[Figure content listings]
START

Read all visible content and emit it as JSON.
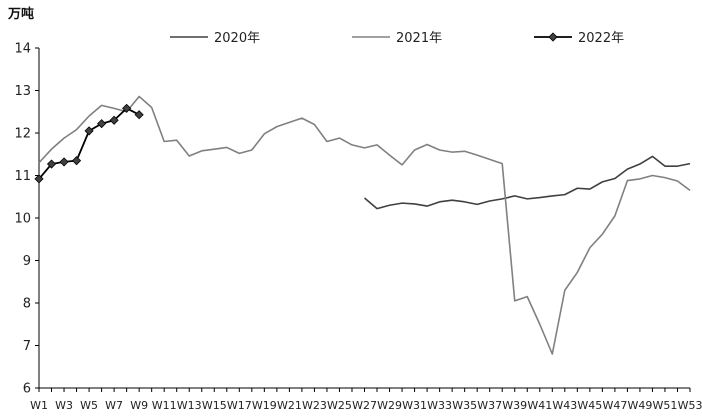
{
  "chart_data": {
    "type": "line",
    "y_unit": "万吨",
    "ylim": [
      6,
      14
    ],
    "y_ticks": [
      6,
      7,
      8,
      9,
      10,
      11,
      12,
      13,
      14
    ],
    "x_count": 53,
    "x_tick_labels": [
      "W1",
      "W3",
      "W5",
      "W7",
      "W9",
      "W11",
      "W13",
      "W15",
      "W17",
      "W19",
      "W21",
      "W23",
      "W25",
      "W27",
      "W29",
      "W31",
      "W33",
      "W35",
      "W37",
      "W39",
      "W41",
      "W43",
      "W45",
      "W47",
      "W49",
      "W51",
      "W53"
    ],
    "grid": false,
    "legend_position": "top",
    "series": [
      {
        "name": "2020年",
        "color": "#404040",
        "marker": "none",
        "values": [
          null,
          null,
          null,
          null,
          null,
          null,
          null,
          null,
          null,
          null,
          null,
          null,
          null,
          null,
          null,
          null,
          null,
          null,
          null,
          null,
          null,
          null,
          null,
          null,
          null,
          null,
          10.47,
          10.22,
          10.3,
          10.35,
          10.33,
          10.28,
          10.38,
          10.42,
          10.38,
          10.32,
          10.4,
          10.45,
          10.52,
          10.45,
          10.48,
          10.52,
          10.55,
          10.7,
          10.68,
          10.85,
          10.93,
          11.15,
          11.27,
          11.45,
          11.22,
          11.22,
          11.28
        ]
      },
      {
        "name": "2021年",
        "color": "#808080",
        "marker": "none",
        "values": [
          11.3,
          11.62,
          11.88,
          12.08,
          12.4,
          12.65,
          12.58,
          12.5,
          12.86,
          12.6,
          11.8,
          11.83,
          11.46,
          11.58,
          11.62,
          11.66,
          11.52,
          11.6,
          11.98,
          12.15,
          12.25,
          12.35,
          12.2,
          11.8,
          11.88,
          11.72,
          11.65,
          11.72,
          11.48,
          11.25,
          11.6,
          11.73,
          11.6,
          11.55,
          11.57,
          11.48,
          11.38,
          11.28,
          8.05,
          8.15,
          7.5,
          6.8,
          8.3,
          8.72,
          9.3,
          9.62,
          10.05,
          10.88,
          10.92,
          11.0,
          10.95,
          10.87,
          10.65
        ]
      },
      {
        "name": "2022年",
        "color": "#000000",
        "marker": "diamond",
        "values": [
          10.92,
          11.27,
          11.32,
          11.35,
          12.05,
          12.22,
          12.3,
          12.58,
          12.43
        ]
      }
    ]
  }
}
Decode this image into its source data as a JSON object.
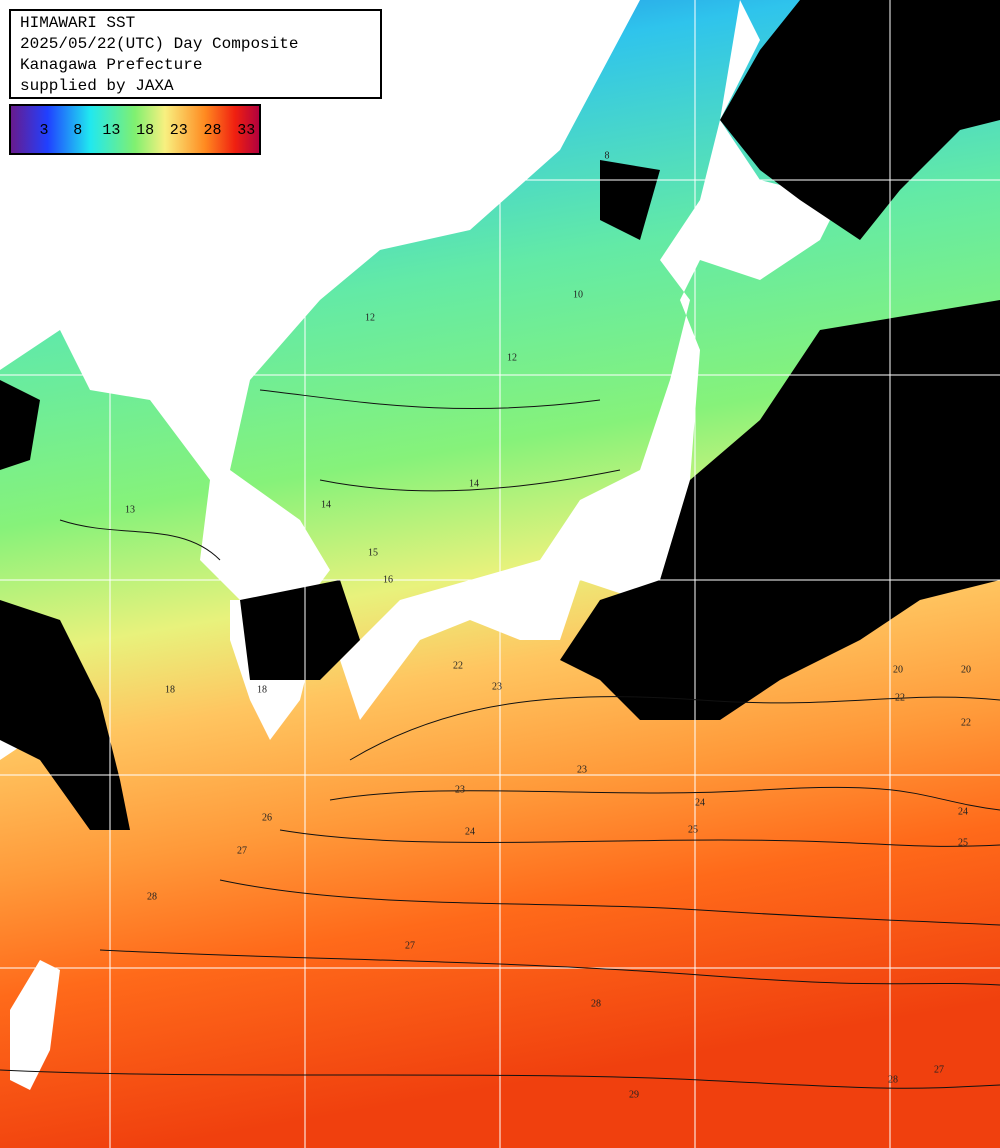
{
  "header": {
    "lines": [
      "HIMAWARI SST",
      "2025/05/22(UTC) Day Composite",
      "Kanagawa Prefecture",
      "supplied by JAXA"
    ]
  },
  "colorbar": {
    "labels": [
      3,
      8,
      13,
      18,
      23,
      28,
      33
    ]
  },
  "contour_labels": [
    8,
    10,
    12,
    12,
    14,
    14,
    15,
    16,
    13,
    18,
    18,
    20,
    20,
    22,
    22,
    22,
    23,
    23,
    23,
    24,
    24,
    24,
    25,
    25,
    26,
    27,
    27,
    28,
    28,
    28,
    29,
    27
  ]
}
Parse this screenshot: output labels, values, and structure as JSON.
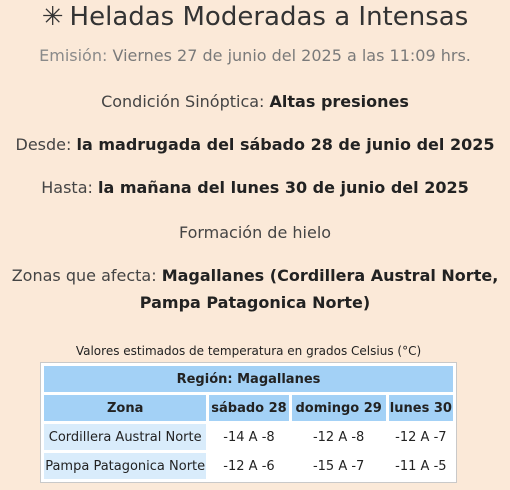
{
  "header": {
    "icon": "snowflake-icon",
    "title": "Heladas Moderadas a Intensas"
  },
  "emision": {
    "label": "Emisión:",
    "value": "Viernes 27 de junio del 2025 a las 11:09 hrs."
  },
  "condicion": {
    "label": "Condición Sinóptica:",
    "value": "Altas presiones"
  },
  "desde": {
    "label": "Desde:",
    "value": "la madrugada del sábado 28 de junio del 2025"
  },
  "hasta": {
    "label": "Hasta:",
    "value": "la mañana del lunes 30 de junio del 2025"
  },
  "formacion": "Formación de hielo",
  "zonas": {
    "label": "Zonas que afecta:",
    "value": "Magallanes (Cordillera Austral Norte, Pampa Patagonica Norte)"
  },
  "table": {
    "caption": "Valores estimados de temperatura en grados Celsius (°C)",
    "region": "Región: Magallanes",
    "headers": [
      "Zona",
      "sábado 28",
      "domingo 29",
      "lunes 30"
    ],
    "rows": [
      [
        "Cordillera Austral Norte",
        "-14 A -8",
        "-12 A -8",
        "-12 A -7"
      ],
      [
        "Pampa Patagonica Norte",
        "-12 A -6",
        "-15 A -7",
        "-11 A -5"
      ]
    ]
  }
}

END

__Task objective__
Repeat the data exactly, without the pictures.

__Solution below__
Read all visible content and emit it as JSON.
{
  "chart_data": {
    "type": "line",
    "y_unit": "万吨",
    "ylim": [
      6,
      14
    ],
    "y_ticks": [
      6,
      7,
      8,
      9,
      10,
      11,
      12,
      13,
      14
    ],
    "x_count": 53,
    "x_tick_labels": [
      "W1",
      "W3",
      "W5",
      "W7",
      "W9",
      "W11",
      "W13",
      "W15",
      "W17",
      "W19",
      "W21",
      "W23",
      "W25",
      "W27",
      "W29",
      "W31",
      "W33",
      "W35",
      "W37",
      "W39",
      "W41",
      "W43",
      "W45",
      "W47",
      "W49",
      "W51",
      "W53"
    ],
    "grid": false,
    "legend_position": "top",
    "series": [
      {
        "name": "2020年",
        "color": "#404040",
        "marker": "none",
        "values": [
          null,
          null,
          null,
          null,
          null,
          null,
          null,
          null,
          null,
          null,
          null,
          null,
          null,
          null,
          null,
          null,
          null,
          null,
          null,
          null,
          null,
          null,
          null,
          null,
          null,
          null,
          10.47,
          10.22,
          10.3,
          10.35,
          10.33,
          10.28,
          10.38,
          10.42,
          10.38,
          10.32,
          10.4,
          10.45,
          10.52,
          10.45,
          10.48,
          10.52,
          10.55,
          10.7,
          10.68,
          10.85,
          10.93,
          11.15,
          11.27,
          11.45,
          11.22,
          11.22,
          11.28
        ]
      },
      {
        "name": "2021年",
        "color": "#808080",
        "marker": "none",
        "values": [
          11.3,
          11.62,
          11.88,
          12.08,
          12.4,
          12.65,
          12.58,
          12.5,
          12.86,
          12.6,
          11.8,
          11.83,
          11.46,
          11.58,
          11.62,
          11.66,
          11.52,
          11.6,
          11.98,
          12.15,
          12.25,
          12.35,
          12.2,
          11.8,
          11.88,
          11.72,
          11.65,
          11.72,
          11.48,
          11.25,
          11.6,
          11.73,
          11.6,
          11.55,
          11.57,
          11.48,
          11.38,
          11.28,
          8.05,
          8.15,
          7.5,
          6.8,
          8.3,
          8.72,
          9.3,
          9.62,
          10.05,
          10.88,
          10.92,
          11.0,
          10.95,
          10.87,
          10.65
        ]
      },
      {
        "name": "2022年",
        "color": "#000000",
        "marker": "diamond",
        "values": [
          10.92,
          11.27,
          11.32,
          11.35,
          12.05,
          12.22,
          12.3,
          12.58,
          12.43
        ]
      }
    ]
  }
}
Decode this image into its source data as a JSON object.
{
  "header": {
    "lines": [
      "HIMAWARI SST",
      "2025/05/22(UTC) Day Composite",
      "Kanagawa Prefecture",
      "supplied by JAXA"
    ]
  },
  "colorbar": {
    "labels": [
      3,
      8,
      13,
      18,
      23,
      28,
      33
    ]
  },
  "contour_labels": [
    8,
    10,
    12,
    12,
    14,
    14,
    15,
    16,
    13,
    18,
    18,
    20,
    20,
    22,
    22,
    22,
    23,
    23,
    23,
    24,
    24,
    24,
    25,
    25,
    26,
    27,
    27,
    28,
    28,
    28,
    29,
    27
  ]
}
Parse this screenshot: output labels, values, and structure as JSON.
{
  "header": {
    "icon": "snowflake-icon",
    "title": "Heladas Moderadas a Intensas"
  },
  "emision": {
    "label": "Emisión:",
    "value": "Viernes 27 de junio del 2025 a las 11:09 hrs."
  },
  "condicion": {
    "label": "Condición Sinóptica:",
    "value": "Altas presiones"
  },
  "desde": {
    "label": "Desde:",
    "value": "la madrugada del sábado 28 de junio del 2025"
  },
  "hasta": {
    "label": "Hasta:",
    "value": "la mañana del lunes 30 de junio del 2025"
  },
  "formacion": "Formación de hielo",
  "zonas": {
    "label": "Zonas que afecta:",
    "value": "Magallanes (Cordillera Austral Norte, Pampa Patagonica Norte)"
  },
  "table": {
    "caption": "Valores estimados de temperatura en grados Celsius (°C)",
    "region": "Región: Magallanes",
    "headers": [
      "Zona",
      "sábado 28",
      "domingo 29",
      "lunes 30"
    ],
    "rows": [
      [
        "Cordillera Austral Norte",
        "-14 A -8",
        "-12 A -8",
        "-12 A -7"
      ],
      [
        "Pampa Patagonica Norte",
        "-12 A -6",
        "-15 A -7",
        "-11 A -5"
      ]
    ]
  }
}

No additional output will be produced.